[BEGIN RECORDS SUPPLIED]
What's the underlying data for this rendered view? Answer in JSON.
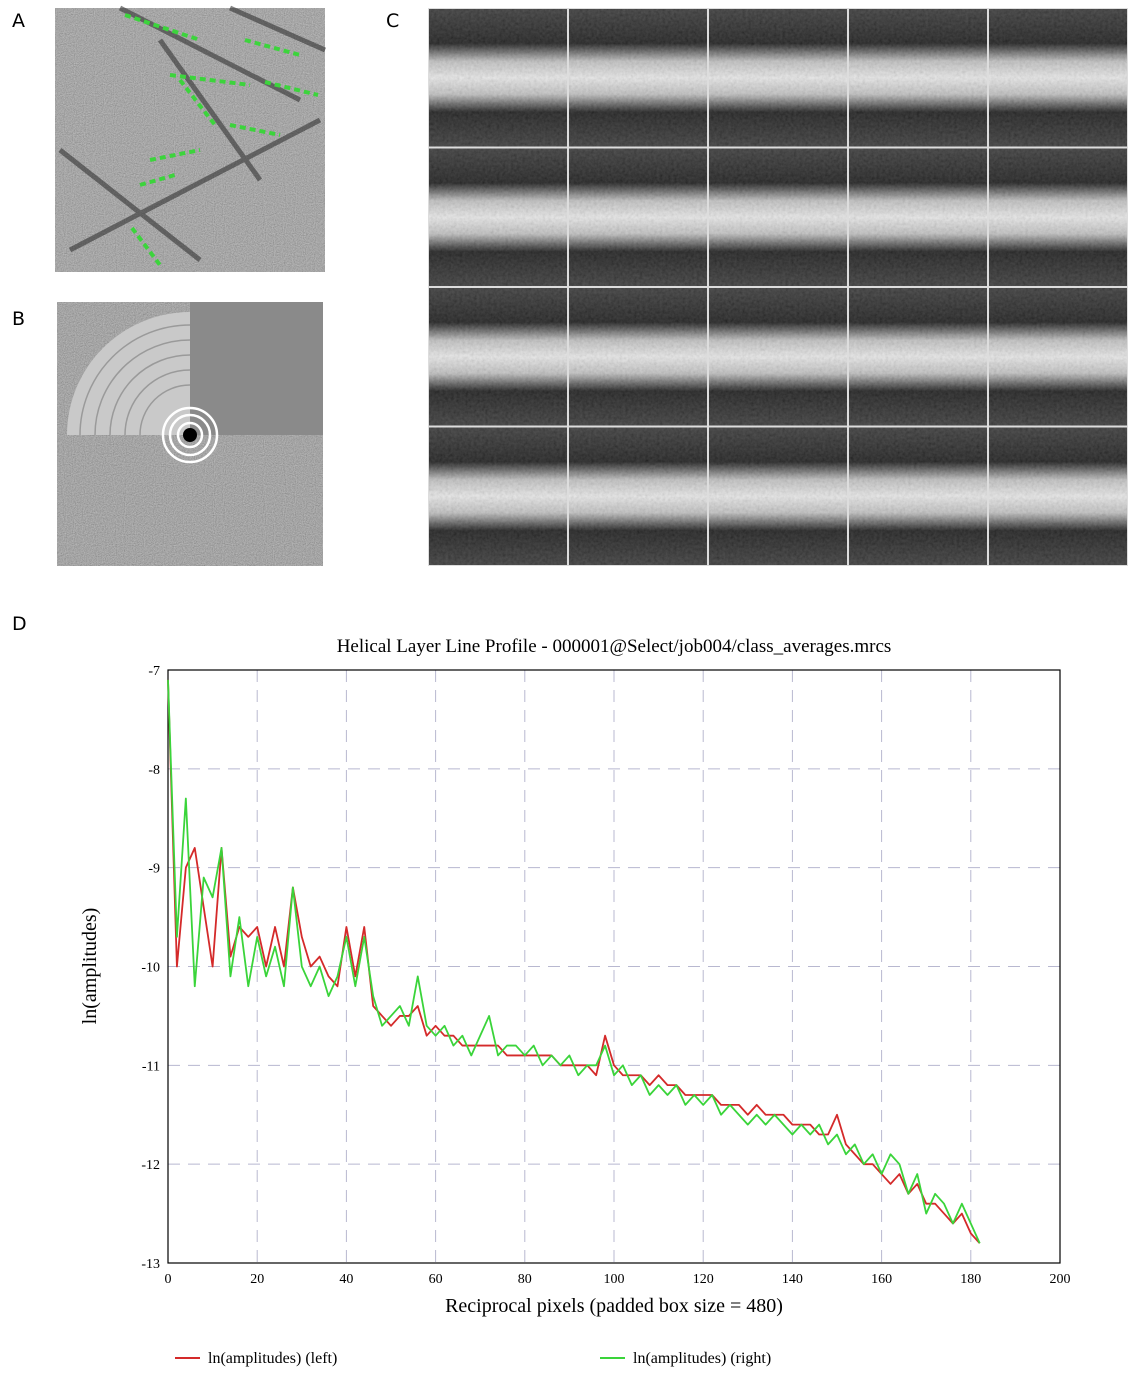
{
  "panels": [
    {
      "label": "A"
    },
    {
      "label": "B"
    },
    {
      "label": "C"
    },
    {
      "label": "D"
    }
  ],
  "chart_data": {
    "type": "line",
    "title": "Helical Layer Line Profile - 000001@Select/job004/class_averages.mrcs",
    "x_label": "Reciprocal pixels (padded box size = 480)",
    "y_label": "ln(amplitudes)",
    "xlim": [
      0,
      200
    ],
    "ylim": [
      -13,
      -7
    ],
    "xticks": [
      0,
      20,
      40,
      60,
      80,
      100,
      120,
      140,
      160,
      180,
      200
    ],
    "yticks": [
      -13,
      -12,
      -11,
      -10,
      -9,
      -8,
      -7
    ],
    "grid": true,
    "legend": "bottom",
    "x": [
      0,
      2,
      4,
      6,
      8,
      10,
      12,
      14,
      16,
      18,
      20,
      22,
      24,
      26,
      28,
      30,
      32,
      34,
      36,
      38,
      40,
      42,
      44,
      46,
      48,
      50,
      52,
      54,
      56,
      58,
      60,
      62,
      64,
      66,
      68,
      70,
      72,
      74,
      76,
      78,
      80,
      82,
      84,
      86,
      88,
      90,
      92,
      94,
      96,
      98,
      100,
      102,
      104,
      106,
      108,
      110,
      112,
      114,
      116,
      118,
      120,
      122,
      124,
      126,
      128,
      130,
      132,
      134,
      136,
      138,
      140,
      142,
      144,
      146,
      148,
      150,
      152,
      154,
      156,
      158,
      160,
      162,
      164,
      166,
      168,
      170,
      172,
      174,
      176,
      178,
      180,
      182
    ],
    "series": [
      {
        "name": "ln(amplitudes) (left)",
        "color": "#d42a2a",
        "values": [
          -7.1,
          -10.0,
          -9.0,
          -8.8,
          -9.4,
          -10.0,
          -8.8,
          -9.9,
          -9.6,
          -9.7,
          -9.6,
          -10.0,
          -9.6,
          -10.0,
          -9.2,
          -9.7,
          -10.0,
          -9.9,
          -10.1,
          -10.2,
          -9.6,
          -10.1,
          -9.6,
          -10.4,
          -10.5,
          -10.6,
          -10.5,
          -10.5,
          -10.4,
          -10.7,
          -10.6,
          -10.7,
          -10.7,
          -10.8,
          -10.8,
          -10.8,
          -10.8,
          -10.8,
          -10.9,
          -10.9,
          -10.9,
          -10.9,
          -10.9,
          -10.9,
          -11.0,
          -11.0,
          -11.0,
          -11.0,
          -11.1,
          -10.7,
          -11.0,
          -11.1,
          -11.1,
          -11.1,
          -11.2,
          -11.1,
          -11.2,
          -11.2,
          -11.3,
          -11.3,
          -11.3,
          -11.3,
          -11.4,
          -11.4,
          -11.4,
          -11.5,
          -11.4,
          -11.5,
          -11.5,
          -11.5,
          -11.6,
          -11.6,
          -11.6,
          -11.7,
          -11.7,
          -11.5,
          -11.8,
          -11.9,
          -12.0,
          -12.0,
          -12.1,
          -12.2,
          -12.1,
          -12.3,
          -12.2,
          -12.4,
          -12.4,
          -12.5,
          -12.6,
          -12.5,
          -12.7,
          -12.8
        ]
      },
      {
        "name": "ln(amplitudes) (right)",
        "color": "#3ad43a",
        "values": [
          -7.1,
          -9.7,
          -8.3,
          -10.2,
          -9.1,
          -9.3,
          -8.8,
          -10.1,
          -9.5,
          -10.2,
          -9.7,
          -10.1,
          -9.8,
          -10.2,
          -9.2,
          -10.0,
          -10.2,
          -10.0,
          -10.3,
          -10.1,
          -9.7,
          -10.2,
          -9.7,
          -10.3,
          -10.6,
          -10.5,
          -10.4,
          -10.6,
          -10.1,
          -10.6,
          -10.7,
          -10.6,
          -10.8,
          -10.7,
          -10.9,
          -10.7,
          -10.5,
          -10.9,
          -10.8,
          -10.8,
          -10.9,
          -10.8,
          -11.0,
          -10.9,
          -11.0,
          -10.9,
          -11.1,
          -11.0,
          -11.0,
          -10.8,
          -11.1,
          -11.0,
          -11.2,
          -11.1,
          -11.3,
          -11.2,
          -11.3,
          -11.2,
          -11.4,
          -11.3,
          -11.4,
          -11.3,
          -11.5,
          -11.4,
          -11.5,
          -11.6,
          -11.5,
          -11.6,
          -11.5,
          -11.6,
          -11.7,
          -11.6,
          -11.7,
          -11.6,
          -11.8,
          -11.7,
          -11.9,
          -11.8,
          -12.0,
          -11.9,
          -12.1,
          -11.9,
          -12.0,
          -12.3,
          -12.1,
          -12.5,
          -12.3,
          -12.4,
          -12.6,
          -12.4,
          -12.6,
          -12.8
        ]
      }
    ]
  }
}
[END RECORDS SUPPLIED]
SHORT TASK: Reproduce each line exactly as it appears, omitting the pictures.

FULL ANSWER:
What's the underlying data for this rendered view? Answer in JSON.
{
  "panels": [
    {
      "label": "A"
    },
    {
      "label": "B"
    },
    {
      "label": "C"
    },
    {
      "label": "D"
    }
  ],
  "chart_data": {
    "type": "line",
    "title": "Helical Layer Line Profile - 000001@Select/job004/class_averages.mrcs",
    "x_label": "Reciprocal pixels (padded box size = 480)",
    "y_label": "ln(amplitudes)",
    "xlim": [
      0,
      200
    ],
    "ylim": [
      -13,
      -7
    ],
    "xticks": [
      0,
      20,
      40,
      60,
      80,
      100,
      120,
      140,
      160,
      180,
      200
    ],
    "yticks": [
      -13,
      -12,
      -11,
      -10,
      -9,
      -8,
      -7
    ],
    "grid": true,
    "legend": "bottom",
    "x": [
      0,
      2,
      4,
      6,
      8,
      10,
      12,
      14,
      16,
      18,
      20,
      22,
      24,
      26,
      28,
      30,
      32,
      34,
      36,
      38,
      40,
      42,
      44,
      46,
      48,
      50,
      52,
      54,
      56,
      58,
      60,
      62,
      64,
      66,
      68,
      70,
      72,
      74,
      76,
      78,
      80,
      82,
      84,
      86,
      88,
      90,
      92,
      94,
      96,
      98,
      100,
      102,
      104,
      106,
      108,
      110,
      112,
      114,
      116,
      118,
      120,
      122,
      124,
      126,
      128,
      130,
      132,
      134,
      136,
      138,
      140,
      142,
      144,
      146,
      148,
      150,
      152,
      154,
      156,
      158,
      160,
      162,
      164,
      166,
      168,
      170,
      172,
      174,
      176,
      178,
      180,
      182
    ],
    "series": [
      {
        "name": "ln(amplitudes) (left)",
        "color": "#d42a2a",
        "values": [
          -7.1,
          -10.0,
          -9.0,
          -8.8,
          -9.4,
          -10.0,
          -8.8,
          -9.9,
          -9.6,
          -9.7,
          -9.6,
          -10.0,
          -9.6,
          -10.0,
          -9.2,
          -9.7,
          -10.0,
          -9.9,
          -10.1,
          -10.2,
          -9.6,
          -10.1,
          -9.6,
          -10.4,
          -10.5,
          -10.6,
          -10.5,
          -10.5,
          -10.4,
          -10.7,
          -10.6,
          -10.7,
          -10.7,
          -10.8,
          -10.8,
          -10.8,
          -10.8,
          -10.8,
          -10.9,
          -10.9,
          -10.9,
          -10.9,
          -10.9,
          -10.9,
          -11.0,
          -11.0,
          -11.0,
          -11.0,
          -11.1,
          -10.7,
          -11.0,
          -11.1,
          -11.1,
          -11.1,
          -11.2,
          -11.1,
          -11.2,
          -11.2,
          -11.3,
          -11.3,
          -11.3,
          -11.3,
          -11.4,
          -11.4,
          -11.4,
          -11.5,
          -11.4,
          -11.5,
          -11.5,
          -11.5,
          -11.6,
          -11.6,
          -11.6,
          -11.7,
          -11.7,
          -11.5,
          -11.8,
          -11.9,
          -12.0,
          -12.0,
          -12.1,
          -12.2,
          -12.1,
          -12.3,
          -12.2,
          -12.4,
          -12.4,
          -12.5,
          -12.6,
          -12.5,
          -12.7,
          -12.8
        ]
      },
      {
        "name": "ln(amplitudes) (right)",
        "color": "#3ad43a",
        "values": [
          -7.1,
          -9.7,
          -8.3,
          -10.2,
          -9.1,
          -9.3,
          -8.8,
          -10.1,
          -9.5,
          -10.2,
          -9.7,
          -10.1,
          -9.8,
          -10.2,
          -9.2,
          -10.0,
          -10.2,
          -10.0,
          -10.3,
          -10.1,
          -9.7,
          -10.2,
          -9.7,
          -10.3,
          -10.6,
          -10.5,
          -10.4,
          -10.6,
          -10.1,
          -10.6,
          -10.7,
          -10.6,
          -10.8,
          -10.7,
          -10.9,
          -10.7,
          -10.5,
          -10.9,
          -10.8,
          -10.8,
          -10.9,
          -10.8,
          -11.0,
          -10.9,
          -11.0,
          -10.9,
          -11.1,
          -11.0,
          -11.0,
          -10.8,
          -11.1,
          -11.0,
          -11.2,
          -11.1,
          -11.3,
          -11.2,
          -11.3,
          -11.2,
          -11.4,
          -11.3,
          -11.4,
          -11.3,
          -11.5,
          -11.4,
          -11.5,
          -11.6,
          -11.5,
          -11.6,
          -11.5,
          -11.6,
          -11.7,
          -11.6,
          -11.7,
          -11.6,
          -11.8,
          -11.7,
          -11.9,
          -11.8,
          -12.0,
          -11.9,
          -12.1,
          -11.9,
          -12.0,
          -12.3,
          -12.1,
          -12.5,
          -12.3,
          -12.4,
          -12.6,
          -12.4,
          -12.6,
          -12.8
        ]
      }
    ]
  }
}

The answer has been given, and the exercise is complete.